[start of DATA FOR THIS TASK]

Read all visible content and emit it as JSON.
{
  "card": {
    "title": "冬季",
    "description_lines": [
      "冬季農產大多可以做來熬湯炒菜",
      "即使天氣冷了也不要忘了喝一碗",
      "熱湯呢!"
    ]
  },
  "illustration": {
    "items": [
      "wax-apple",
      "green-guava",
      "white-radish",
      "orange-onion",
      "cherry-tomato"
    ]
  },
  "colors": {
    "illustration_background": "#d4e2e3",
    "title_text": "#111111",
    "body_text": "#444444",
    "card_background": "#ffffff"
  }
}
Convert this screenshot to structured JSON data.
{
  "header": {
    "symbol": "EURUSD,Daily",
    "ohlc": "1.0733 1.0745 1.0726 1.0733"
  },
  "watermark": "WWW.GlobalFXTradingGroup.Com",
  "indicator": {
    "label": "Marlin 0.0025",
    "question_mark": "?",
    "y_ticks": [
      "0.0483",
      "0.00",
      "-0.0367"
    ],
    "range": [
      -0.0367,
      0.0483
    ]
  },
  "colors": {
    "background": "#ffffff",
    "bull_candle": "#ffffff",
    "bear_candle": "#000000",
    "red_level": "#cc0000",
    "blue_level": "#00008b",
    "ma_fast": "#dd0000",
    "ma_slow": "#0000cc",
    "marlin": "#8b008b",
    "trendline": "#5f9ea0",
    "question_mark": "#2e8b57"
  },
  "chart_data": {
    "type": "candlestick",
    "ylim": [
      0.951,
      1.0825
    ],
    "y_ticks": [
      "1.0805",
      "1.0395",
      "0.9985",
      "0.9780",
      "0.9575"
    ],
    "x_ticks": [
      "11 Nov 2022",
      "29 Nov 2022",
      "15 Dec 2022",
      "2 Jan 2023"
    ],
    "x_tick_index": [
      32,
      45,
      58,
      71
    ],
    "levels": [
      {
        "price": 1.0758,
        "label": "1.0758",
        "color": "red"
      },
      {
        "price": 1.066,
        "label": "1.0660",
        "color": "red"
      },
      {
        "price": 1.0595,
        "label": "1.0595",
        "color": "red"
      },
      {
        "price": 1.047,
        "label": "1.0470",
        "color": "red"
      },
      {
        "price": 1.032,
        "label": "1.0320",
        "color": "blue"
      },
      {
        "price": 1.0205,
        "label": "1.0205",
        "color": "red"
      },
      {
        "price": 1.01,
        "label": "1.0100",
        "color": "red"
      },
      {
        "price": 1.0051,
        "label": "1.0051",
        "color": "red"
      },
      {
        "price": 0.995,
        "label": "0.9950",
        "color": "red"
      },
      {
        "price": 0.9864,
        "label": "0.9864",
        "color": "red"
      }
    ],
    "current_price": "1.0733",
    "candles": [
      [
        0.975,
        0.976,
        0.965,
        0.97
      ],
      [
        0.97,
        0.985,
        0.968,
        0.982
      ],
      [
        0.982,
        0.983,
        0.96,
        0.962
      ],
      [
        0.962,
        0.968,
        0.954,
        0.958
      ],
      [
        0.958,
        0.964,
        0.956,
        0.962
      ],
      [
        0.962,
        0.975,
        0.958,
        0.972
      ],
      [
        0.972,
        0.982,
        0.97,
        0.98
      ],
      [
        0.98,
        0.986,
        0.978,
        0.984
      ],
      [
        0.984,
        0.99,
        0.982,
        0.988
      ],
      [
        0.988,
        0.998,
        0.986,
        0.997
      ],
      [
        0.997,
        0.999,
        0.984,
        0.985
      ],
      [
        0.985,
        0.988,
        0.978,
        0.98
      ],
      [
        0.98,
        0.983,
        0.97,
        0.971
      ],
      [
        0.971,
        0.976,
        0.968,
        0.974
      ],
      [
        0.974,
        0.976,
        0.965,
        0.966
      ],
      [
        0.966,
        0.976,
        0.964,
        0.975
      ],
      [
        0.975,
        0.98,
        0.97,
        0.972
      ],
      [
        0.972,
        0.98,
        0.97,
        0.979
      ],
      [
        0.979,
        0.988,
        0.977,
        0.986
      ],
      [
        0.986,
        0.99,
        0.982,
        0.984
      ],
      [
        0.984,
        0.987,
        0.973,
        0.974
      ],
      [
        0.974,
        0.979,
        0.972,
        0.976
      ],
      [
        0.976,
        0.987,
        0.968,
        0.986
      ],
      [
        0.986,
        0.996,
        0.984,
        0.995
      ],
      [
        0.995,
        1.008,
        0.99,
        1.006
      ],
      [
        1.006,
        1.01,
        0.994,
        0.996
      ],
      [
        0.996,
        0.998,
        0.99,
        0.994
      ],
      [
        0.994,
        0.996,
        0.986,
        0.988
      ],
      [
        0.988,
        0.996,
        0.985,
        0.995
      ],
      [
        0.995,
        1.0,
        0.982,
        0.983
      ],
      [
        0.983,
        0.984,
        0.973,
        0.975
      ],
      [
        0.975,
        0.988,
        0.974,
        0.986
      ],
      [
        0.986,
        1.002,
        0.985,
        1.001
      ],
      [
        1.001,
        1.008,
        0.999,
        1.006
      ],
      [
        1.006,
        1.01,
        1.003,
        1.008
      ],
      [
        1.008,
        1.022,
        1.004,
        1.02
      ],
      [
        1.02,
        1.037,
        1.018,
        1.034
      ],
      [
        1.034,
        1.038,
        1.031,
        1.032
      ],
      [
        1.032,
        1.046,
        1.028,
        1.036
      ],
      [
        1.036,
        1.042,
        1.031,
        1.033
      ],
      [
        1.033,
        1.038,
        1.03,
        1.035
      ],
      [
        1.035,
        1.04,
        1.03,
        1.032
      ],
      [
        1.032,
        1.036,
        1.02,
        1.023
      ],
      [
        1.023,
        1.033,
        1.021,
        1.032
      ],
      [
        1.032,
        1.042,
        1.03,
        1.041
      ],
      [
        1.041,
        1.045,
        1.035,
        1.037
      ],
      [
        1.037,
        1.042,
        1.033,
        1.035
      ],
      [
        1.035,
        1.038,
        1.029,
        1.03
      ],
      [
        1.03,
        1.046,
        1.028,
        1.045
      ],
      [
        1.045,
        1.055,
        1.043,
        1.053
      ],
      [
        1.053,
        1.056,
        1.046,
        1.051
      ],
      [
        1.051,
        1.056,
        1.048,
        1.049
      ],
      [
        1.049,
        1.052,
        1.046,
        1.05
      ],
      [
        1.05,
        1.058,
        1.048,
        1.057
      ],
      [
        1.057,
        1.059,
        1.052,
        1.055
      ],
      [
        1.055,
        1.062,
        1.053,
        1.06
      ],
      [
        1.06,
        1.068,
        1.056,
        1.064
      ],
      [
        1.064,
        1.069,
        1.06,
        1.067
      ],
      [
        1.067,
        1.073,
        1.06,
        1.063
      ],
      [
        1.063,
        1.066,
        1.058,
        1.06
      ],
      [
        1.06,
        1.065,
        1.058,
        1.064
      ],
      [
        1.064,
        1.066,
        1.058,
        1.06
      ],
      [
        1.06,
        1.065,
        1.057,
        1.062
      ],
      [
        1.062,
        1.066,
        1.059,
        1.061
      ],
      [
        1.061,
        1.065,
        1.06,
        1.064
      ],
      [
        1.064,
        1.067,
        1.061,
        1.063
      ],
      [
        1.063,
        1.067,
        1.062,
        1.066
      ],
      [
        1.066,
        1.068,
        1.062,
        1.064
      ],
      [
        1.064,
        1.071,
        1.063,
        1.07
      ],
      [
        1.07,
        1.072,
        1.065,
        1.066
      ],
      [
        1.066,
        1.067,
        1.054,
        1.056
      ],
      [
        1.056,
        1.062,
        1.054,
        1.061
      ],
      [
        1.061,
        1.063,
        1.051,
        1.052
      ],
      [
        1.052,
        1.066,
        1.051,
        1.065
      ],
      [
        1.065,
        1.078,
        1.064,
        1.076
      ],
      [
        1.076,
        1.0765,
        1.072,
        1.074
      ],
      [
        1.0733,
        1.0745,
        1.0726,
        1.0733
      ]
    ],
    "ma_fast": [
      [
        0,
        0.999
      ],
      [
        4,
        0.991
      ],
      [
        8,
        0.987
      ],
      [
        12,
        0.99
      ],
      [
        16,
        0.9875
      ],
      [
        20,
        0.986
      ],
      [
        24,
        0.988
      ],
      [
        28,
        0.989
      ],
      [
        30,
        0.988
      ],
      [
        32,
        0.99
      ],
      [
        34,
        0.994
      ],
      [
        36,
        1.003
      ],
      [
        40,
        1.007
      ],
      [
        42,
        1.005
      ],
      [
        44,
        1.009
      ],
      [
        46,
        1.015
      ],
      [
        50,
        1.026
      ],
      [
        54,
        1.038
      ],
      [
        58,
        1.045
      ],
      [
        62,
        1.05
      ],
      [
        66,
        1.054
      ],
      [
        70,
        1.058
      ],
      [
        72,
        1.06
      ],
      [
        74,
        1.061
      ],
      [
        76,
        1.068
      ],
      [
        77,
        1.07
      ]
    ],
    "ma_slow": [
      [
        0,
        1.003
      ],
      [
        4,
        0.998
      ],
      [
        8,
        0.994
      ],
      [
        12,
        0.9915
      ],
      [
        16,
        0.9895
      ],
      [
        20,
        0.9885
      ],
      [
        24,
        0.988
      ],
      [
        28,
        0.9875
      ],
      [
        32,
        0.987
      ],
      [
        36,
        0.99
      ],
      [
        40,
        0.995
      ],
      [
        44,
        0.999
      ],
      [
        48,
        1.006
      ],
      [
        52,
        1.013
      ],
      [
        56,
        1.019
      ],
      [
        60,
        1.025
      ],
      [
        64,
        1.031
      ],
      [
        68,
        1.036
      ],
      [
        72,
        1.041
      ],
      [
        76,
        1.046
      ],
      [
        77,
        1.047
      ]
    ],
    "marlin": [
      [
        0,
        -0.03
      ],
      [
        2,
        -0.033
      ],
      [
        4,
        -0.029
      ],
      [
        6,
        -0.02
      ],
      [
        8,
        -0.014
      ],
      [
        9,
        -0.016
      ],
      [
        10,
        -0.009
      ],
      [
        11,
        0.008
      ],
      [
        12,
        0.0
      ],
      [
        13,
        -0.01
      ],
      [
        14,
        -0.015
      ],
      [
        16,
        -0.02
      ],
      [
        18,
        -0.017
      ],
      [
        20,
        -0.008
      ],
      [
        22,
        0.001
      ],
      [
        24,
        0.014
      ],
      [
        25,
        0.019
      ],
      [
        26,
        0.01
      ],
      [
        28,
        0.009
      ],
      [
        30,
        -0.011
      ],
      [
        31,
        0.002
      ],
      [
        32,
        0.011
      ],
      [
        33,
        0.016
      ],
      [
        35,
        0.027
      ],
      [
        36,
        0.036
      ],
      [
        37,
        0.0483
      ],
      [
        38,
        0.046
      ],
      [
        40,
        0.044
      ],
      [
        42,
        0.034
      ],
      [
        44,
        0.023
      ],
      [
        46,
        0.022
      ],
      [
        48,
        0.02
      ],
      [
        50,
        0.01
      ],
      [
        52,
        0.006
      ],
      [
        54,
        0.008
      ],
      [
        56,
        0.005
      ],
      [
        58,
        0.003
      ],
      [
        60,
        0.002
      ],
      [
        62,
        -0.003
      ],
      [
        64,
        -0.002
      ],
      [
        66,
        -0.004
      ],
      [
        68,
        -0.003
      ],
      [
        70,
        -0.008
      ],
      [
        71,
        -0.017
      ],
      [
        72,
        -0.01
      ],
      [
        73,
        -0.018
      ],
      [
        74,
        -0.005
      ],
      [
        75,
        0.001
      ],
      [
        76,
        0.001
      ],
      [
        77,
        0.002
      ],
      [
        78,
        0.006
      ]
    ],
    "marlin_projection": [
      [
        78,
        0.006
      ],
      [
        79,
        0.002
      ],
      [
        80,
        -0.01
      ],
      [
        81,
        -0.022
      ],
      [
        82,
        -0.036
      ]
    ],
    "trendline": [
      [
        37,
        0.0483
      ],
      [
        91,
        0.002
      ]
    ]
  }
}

[end of DATA FOR THIS TASK]

**WHAT YOU NEED TO DO**
What is the number of lines above that contain "ffffff"? Answer with that number only.

**ANSWER**
3